§ Instructions to follow
Quote the listing below in its entirety, omitting every image.

§ Record extracts
***

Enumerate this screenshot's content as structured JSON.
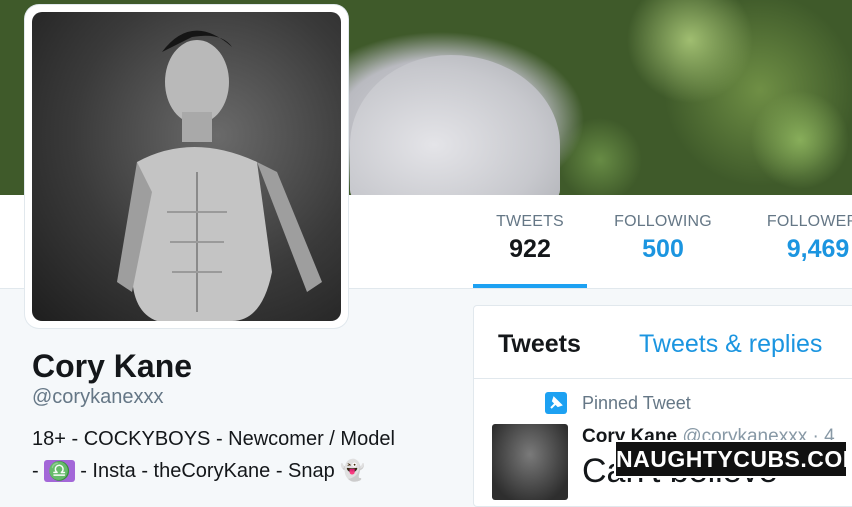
{
  "stats": [
    {
      "label": "TWEETS",
      "value": "922"
    },
    {
      "label": "FOLLOWING",
      "value": "500"
    },
    {
      "label": "FOLLOWERS",
      "value": "9,469"
    }
  ],
  "profile": {
    "name": "Cory Kane",
    "handle": "@corykanexxx",
    "bio_line1": "18+ - COCKYBOYS - Newcomer / Model",
    "bio_line2_prefix": "- ",
    "bio_zodiac": "♎",
    "bio_line2_suffix": " - Insta - theCoryKane - Snap 👻"
  },
  "tweets_card": {
    "tab_tweets": "Tweets",
    "tab_replies": "Tweets & replies",
    "pinned_label": "Pinned Tweet",
    "author_name": "Cory Kane",
    "author_handle": "@corykanexxx · 4",
    "tweet_text": "Can't believe"
  },
  "watermark": "NAUGHTYCUBS.COM",
  "colors": {
    "accent": "#1da1f2",
    "link": "#1b95e0"
  }
}
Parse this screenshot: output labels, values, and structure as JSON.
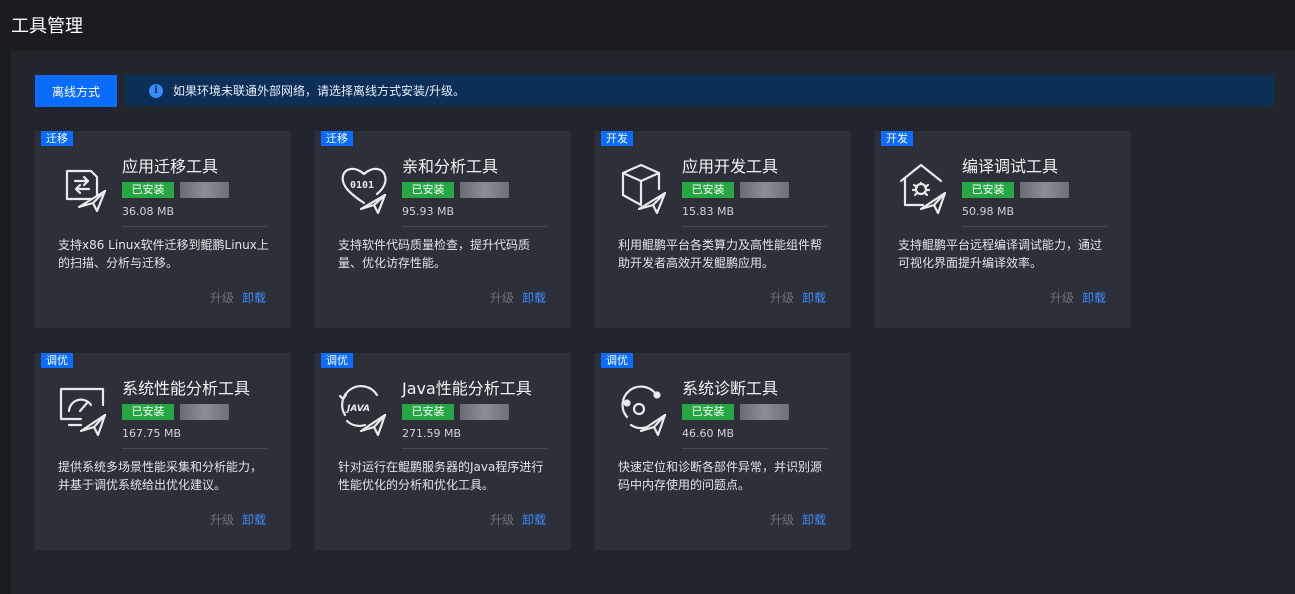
{
  "header": {
    "title": "工具管理"
  },
  "toolbar": {
    "offline_label": "离线方式",
    "notice_text": "如果环境未联通外部网络，请选择离线方式安装/升级。"
  },
  "colors": {
    "accent": "#0a6cff",
    "installed": "#27a744",
    "notice_bg": "#0b2f57",
    "card_bg": "#2d3038"
  },
  "tools": [
    {
      "tag": "迁移",
      "name": "应用迁移工具",
      "status": "已安装",
      "size": "36.08 MB",
      "description": "支持x86 Linux软件迁移到鲲鹏Linux上的扫描、分析与迁移。",
      "upgrade": "升级",
      "uninstall": "卸载",
      "icon": "migrate-doc-icon"
    },
    {
      "tag": "迁移",
      "name": "亲和分析工具",
      "status": "已安装",
      "size": "95.93 MB",
      "description": "支持软件代码质量检查，提升代码质量、优化访存性能。",
      "upgrade": "升级",
      "uninstall": "卸载",
      "icon": "binary-heart-icon"
    },
    {
      "tag": "开发",
      "name": "应用开发工具",
      "status": "已安装",
      "size": "15.83 MB",
      "description": "利用鲲鹏平台各类算力及高性能组件帮助开发者高效开发鲲鹏应用。",
      "upgrade": "升级",
      "uninstall": "卸载",
      "icon": "cube-icon"
    },
    {
      "tag": "开发",
      "name": "编译调试工具",
      "status": "已安装",
      "size": "50.98 MB",
      "description": "支持鲲鹏平台远程编译调试能力，通过可视化界面提升编译效率。",
      "upgrade": "升级",
      "uninstall": "卸载",
      "icon": "bug-house-icon"
    },
    {
      "tag": "调优",
      "name": "系统性能分析工具",
      "status": "已安装",
      "size": "167.75 MB",
      "description": "提供系统多场景性能采集和分析能力，并基于调优系统给出优化建议。",
      "upgrade": "升级",
      "uninstall": "卸载",
      "icon": "monitor-gauge-icon"
    },
    {
      "tag": "调优",
      "name": "Java性能分析工具",
      "status": "已安装",
      "size": "271.59 MB",
      "description": "针对运行在鲲鹏服务器的Java程序进行性能优化的分析和优化工具。",
      "upgrade": "升级",
      "uninstall": "卸载",
      "icon": "java-gauge-icon"
    },
    {
      "tag": "调优",
      "name": "系统诊断工具",
      "status": "已安装",
      "size": "46.60 MB",
      "description": "快速定位和诊断各部件异常，并识别源码中内存使用的问题点。",
      "upgrade": "升级",
      "uninstall": "卸载",
      "icon": "diagnosis-orbit-icon"
    }
  ]
}
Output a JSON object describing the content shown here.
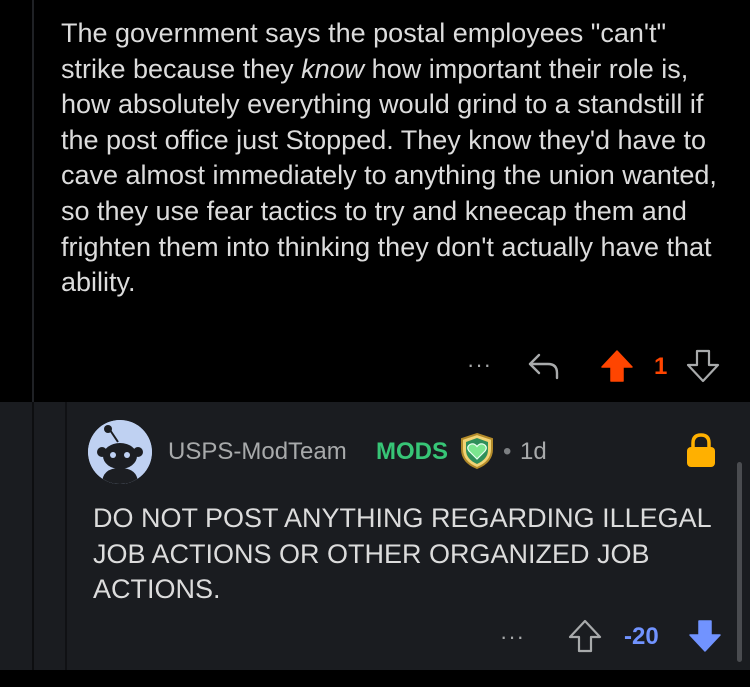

***

§ Written response
Enumerate this screenshot's content as structured JSON.
{
  "stats": [
    {
      "label": "TWEETS",
      "value": "922"
    },
    {
      "label": "FOLLOWING",
      "value": "500"
    },
    {
      "label": "FOLLOWERS",
      "value": "9,469"
    }
  ],
  "profile": {
    "name": "Cory Kane",
    "handle": "@corykanexxx",
    "bio_line1": "18+ - COCKYBOYS - Newcomer / Model",
    "bio_line2_prefix": "- ",
    "bio_zodiac": "♎",
    "bio_line2_suffix": " - Insta - theCoryKane - Snap 👻"
  },
  "tweets_card": {
    "tab_tweets": "Tweets",
    "tab_replies": "Tweets & replies",
    "pinned_label": "Pinned Tweet",
    "author_name": "Cory Kane",
    "author_handle": "@corykanexxx · 4",
    "tweet_text": "Can't believe"
  },
  "watermark": "NAUGHTYCUBS.COM",
  "colors": {
    "accent": "#1da1f2",
    "link": "#1b95e0"
  }
}
Parse this screenshot: output labels, values, and structure as JSON.
{
  "header": {
    "title": "工具管理"
  },
  "toolbar": {
    "offline_label": "离线方式",
    "notice_text": "如果环境未联通外部网络，请选择离线方式安装/升级。"
  },
  "colors": {
    "accent": "#0a6cff",
    "installed": "#27a744",
    "notice_bg": "#0b2f57",
    "card_bg": "#2d3038"
  },
  "tools": [
    {
      "tag": "迁移",
      "name": "应用迁移工具",
      "status": "已安装",
      "size": "36.08 MB",
      "description": "支持x86 Linux软件迁移到鲲鹏Linux上的扫描、分析与迁移。",
      "upgrade": "升级",
      "uninstall": "卸载",
      "icon": "migrate-doc-icon"
    },
    {
      "tag": "迁移",
      "name": "亲和分析工具",
      "status": "已安装",
      "size": "95.93 MB",
      "description": "支持软件代码质量检查，提升代码质量、优化访存性能。",
      "upgrade": "升级",
      "uninstall": "卸载",
      "icon": "binary-heart-icon"
    },
    {
      "tag": "开发",
      "name": "应用开发工具",
      "status": "已安装",
      "size": "15.83 MB",
      "description": "利用鲲鹏平台各类算力及高性能组件帮助开发者高效开发鲲鹏应用。",
      "upgrade": "升级",
      "uninstall": "卸载",
      "icon": "cube-icon"
    },
    {
      "tag": "开发",
      "name": "编译调试工具",
      "status": "已安装",
      "size": "50.98 MB",
      "description": "支持鲲鹏平台远程编译调试能力，通过可视化界面提升编译效率。",
      "upgrade": "升级",
      "uninstall": "卸载",
      "icon": "bug-house-icon"
    },
    {
      "tag": "调优",
      "name": "系统性能分析工具",
      "status": "已安装",
      "size": "167.75 MB",
      "description": "提供系统多场景性能采集和分析能力，并基于调优系统给出优化建议。",
      "upgrade": "升级",
      "uninstall": "卸载",
      "icon": "monitor-gauge-icon"
    },
    {
      "tag": "调优",
      "name": "Java性能分析工具",
      "status": "已安装",
      "size": "271.59 MB",
      "description": "针对运行在鲲鹏服务器的Java程序进行性能优化的分析和优化工具。",
      "upgrade": "升级",
      "uninstall": "卸载",
      "icon": "java-gauge-icon"
    },
    {
      "tag": "调优",
      "name": "系统诊断工具",
      "status": "已安装",
      "size": "46.60 MB",
      "description": "快速定位和诊断各部件异常，并识别源码中内存使用的问题点。",
      "upgrade": "升级",
      "uninstall": "卸载",
      "icon": "diagnosis-orbit-icon"
    }
  ]
}
Output a JSON object describing the content shown here.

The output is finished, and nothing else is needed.